> TEXT BLOCK
○ ○ ○

JERUSALEM: Israeli Prime Minister Benjamin Netanyahu pledged Monday to enact a ban on broadcasts in Israel from news channel Al Jazeera using authority lawmakers have just voted to grant him.

The potential ban is a fresh escalation in the running conflict between Israel’s government and the Qatari channel during Israel’s war with Hamas in Gaza.

Israel claimed in January that an Al Jazeera staff journalist and a freelancer killed in an air strike in Gaza were “terror operatives.”

The following month it said another journalist for the channel, wounded in a separate strike, was a “deputy company commander” with Hamas.

Al Jazeera has fiercely denied Israel’s accusations and accused Israel of systematically targeting Al Jazeera employees in the Gaza Strip.

“The terrorist channel Al Jazeera will no longer broadcast from Israel. I intend to act immediately in accordance with the new law to stop the channel’s activities,” Netanyahu said on X, formerly Twitter.

○ ○ ○

> RECORD EXTRACTS

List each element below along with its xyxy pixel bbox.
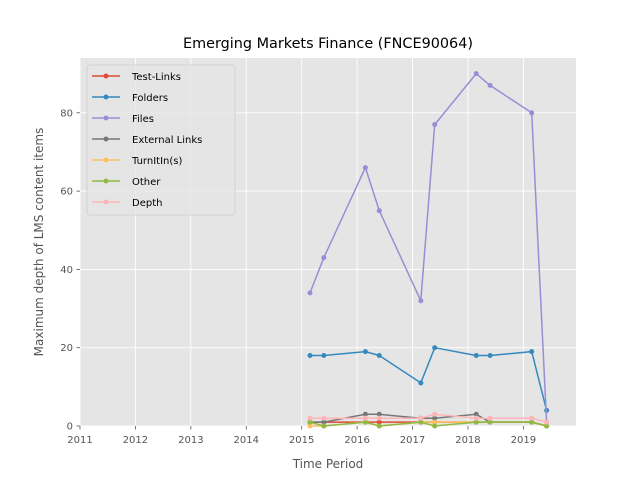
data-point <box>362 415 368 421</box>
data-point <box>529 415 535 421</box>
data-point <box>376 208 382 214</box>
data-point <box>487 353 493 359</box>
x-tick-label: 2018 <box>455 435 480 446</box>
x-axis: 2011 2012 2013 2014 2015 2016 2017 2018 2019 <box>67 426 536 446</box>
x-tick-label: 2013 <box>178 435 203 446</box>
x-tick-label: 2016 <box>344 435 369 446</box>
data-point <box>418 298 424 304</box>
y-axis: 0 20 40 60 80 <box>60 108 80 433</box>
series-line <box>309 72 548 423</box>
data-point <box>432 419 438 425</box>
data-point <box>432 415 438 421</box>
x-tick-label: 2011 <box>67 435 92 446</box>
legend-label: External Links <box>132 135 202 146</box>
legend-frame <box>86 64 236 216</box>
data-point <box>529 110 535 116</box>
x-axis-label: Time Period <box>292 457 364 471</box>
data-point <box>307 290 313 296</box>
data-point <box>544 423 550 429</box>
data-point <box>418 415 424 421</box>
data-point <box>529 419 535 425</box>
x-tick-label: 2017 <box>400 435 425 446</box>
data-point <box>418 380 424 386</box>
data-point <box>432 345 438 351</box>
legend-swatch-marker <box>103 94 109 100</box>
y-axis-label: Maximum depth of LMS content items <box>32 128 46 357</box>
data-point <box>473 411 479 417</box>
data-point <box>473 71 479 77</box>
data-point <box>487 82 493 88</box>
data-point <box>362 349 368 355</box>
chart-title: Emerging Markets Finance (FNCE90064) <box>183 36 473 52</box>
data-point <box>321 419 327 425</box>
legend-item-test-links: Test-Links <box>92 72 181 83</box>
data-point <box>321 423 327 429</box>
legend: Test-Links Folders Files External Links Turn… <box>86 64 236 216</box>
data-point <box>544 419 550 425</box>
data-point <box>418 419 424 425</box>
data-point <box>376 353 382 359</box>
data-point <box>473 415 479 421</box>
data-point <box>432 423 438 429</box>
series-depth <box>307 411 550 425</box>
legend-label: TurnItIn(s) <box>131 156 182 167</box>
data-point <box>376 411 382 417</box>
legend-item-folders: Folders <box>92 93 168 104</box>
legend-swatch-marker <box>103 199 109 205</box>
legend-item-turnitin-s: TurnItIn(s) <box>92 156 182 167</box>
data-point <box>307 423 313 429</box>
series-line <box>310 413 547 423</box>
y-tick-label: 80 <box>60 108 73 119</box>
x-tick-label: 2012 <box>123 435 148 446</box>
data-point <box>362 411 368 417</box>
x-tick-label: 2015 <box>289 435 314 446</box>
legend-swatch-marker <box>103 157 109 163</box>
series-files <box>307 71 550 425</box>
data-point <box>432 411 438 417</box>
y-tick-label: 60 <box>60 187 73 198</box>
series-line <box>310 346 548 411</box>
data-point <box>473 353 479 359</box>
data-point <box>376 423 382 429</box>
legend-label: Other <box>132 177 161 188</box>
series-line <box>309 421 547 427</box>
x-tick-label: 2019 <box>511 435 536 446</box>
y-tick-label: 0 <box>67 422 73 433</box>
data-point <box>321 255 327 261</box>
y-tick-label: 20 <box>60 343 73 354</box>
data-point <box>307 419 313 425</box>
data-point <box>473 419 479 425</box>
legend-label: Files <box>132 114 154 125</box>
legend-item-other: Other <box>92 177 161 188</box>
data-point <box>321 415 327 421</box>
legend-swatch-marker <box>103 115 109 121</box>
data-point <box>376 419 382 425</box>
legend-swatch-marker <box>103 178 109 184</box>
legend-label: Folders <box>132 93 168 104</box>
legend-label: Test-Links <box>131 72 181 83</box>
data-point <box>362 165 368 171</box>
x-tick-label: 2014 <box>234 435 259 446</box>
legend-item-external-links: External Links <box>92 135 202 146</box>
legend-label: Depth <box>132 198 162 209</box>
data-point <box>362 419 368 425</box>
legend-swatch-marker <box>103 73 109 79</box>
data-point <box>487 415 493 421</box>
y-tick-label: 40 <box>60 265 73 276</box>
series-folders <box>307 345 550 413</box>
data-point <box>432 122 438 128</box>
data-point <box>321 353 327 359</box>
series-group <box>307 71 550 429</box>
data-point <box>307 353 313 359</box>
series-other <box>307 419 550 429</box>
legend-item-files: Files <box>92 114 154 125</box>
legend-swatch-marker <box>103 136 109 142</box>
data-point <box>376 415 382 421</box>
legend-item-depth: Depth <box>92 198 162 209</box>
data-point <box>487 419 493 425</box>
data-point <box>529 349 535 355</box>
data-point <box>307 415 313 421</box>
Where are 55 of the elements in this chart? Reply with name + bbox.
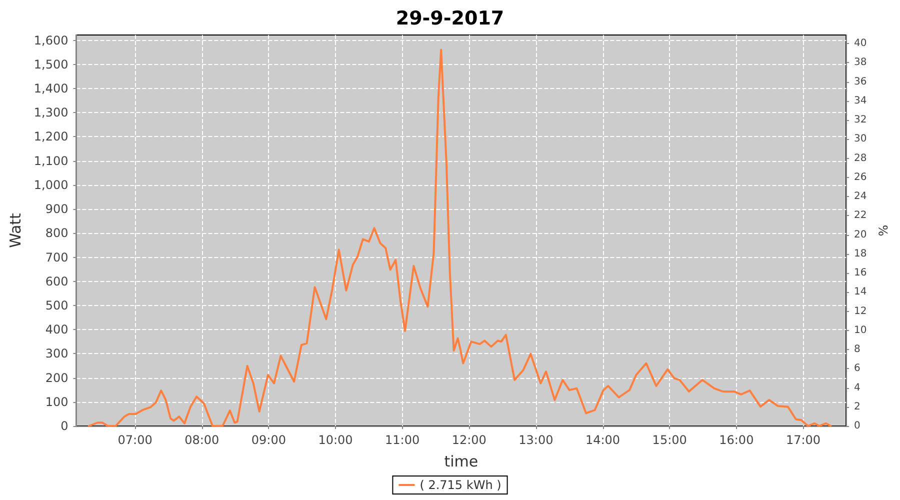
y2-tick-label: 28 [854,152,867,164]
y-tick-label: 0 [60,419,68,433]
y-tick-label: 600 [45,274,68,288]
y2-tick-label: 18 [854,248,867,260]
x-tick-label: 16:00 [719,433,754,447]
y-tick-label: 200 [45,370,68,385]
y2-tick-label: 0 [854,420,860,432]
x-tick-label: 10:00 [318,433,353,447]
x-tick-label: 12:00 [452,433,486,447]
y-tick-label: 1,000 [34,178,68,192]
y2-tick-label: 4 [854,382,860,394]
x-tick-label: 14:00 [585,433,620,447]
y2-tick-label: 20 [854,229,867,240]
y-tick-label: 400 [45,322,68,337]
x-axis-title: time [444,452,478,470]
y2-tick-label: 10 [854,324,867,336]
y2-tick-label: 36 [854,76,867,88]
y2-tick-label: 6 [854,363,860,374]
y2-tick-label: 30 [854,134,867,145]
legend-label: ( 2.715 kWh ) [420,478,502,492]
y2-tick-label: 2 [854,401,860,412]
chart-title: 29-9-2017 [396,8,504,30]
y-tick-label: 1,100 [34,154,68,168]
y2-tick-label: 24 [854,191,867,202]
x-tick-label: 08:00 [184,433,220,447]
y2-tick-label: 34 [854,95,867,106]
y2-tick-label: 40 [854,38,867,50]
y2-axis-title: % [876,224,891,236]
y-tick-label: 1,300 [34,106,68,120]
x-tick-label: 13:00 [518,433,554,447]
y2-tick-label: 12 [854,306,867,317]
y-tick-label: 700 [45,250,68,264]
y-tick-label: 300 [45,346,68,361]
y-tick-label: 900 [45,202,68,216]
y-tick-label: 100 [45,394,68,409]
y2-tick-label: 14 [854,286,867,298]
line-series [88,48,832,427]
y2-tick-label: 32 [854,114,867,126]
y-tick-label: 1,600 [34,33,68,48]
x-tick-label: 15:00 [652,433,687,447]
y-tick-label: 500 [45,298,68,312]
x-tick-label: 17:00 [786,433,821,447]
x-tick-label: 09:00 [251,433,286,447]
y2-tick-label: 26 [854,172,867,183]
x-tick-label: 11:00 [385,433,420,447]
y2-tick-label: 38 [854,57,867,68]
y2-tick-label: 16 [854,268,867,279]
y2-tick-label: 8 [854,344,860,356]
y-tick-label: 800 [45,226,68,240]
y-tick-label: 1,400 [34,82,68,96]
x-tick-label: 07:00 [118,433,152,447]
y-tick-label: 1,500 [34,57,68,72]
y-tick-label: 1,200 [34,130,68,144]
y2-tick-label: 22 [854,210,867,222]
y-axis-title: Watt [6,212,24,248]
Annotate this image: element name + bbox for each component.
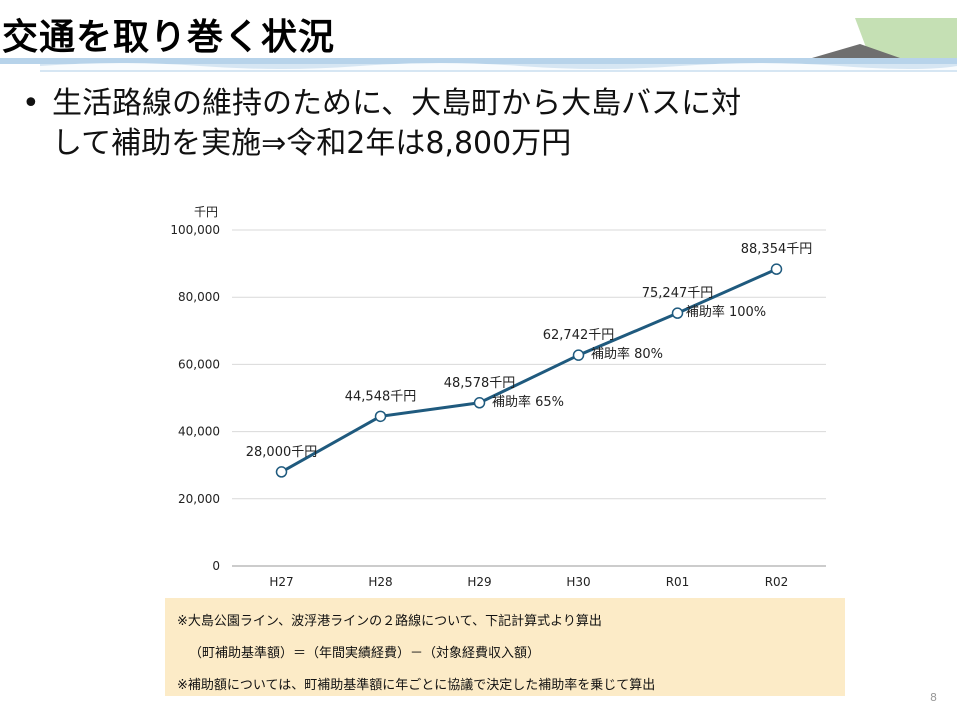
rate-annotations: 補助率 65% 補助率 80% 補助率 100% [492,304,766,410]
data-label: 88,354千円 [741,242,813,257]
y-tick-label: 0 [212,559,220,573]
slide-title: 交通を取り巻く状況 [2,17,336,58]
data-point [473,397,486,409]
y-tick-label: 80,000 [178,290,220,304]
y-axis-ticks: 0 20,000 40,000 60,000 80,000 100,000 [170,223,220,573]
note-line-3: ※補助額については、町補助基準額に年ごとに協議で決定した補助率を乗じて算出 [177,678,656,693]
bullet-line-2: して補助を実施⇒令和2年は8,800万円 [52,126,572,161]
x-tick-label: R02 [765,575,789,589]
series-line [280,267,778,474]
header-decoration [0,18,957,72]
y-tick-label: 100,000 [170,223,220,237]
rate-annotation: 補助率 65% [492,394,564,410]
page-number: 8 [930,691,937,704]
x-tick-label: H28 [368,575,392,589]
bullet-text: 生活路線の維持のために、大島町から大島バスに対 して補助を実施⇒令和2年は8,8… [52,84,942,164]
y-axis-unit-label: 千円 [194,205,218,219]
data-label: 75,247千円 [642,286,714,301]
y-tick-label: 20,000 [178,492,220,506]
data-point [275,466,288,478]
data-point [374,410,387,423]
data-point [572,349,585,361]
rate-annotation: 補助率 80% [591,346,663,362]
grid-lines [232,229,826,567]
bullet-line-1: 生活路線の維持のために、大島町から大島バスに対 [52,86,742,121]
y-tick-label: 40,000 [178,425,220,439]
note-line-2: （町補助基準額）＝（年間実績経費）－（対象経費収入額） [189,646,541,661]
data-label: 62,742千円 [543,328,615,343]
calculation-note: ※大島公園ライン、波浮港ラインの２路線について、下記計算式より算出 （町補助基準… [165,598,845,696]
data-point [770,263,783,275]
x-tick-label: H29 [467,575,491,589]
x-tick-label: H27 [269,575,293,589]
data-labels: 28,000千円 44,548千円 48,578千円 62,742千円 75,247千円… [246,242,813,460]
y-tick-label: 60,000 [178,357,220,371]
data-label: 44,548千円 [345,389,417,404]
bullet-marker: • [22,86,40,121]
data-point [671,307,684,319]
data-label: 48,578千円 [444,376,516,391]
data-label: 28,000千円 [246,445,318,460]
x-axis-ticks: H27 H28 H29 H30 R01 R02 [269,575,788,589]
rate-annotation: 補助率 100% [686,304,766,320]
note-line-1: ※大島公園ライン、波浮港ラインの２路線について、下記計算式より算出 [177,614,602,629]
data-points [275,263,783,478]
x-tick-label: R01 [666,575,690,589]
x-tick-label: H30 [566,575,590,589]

○ ○ ○

Rewrite the passage on the proposed Al Jazeera ban, everything from "The potential ban" down to "the Gaza Strip.", with "freelancer" changed to "contributor".

The potential ban is a fresh escalation in the running conflict between Israel’s government and the Qatari channel during Israel’s war with Hamas in Gaza.

Israel claimed in January that an Al Jazeera staff journalist and a contributor killed in an air strike in Gaza were “terror operatives.”

The following month it said another journalist for the channel, wounded in a separate strike, was a “deputy company commander” with Hamas.

Al Jazeera has fiercely denied Israel’s accusations and accused Israel of systematically targeting Al Jazeera employees in the Gaza Strip.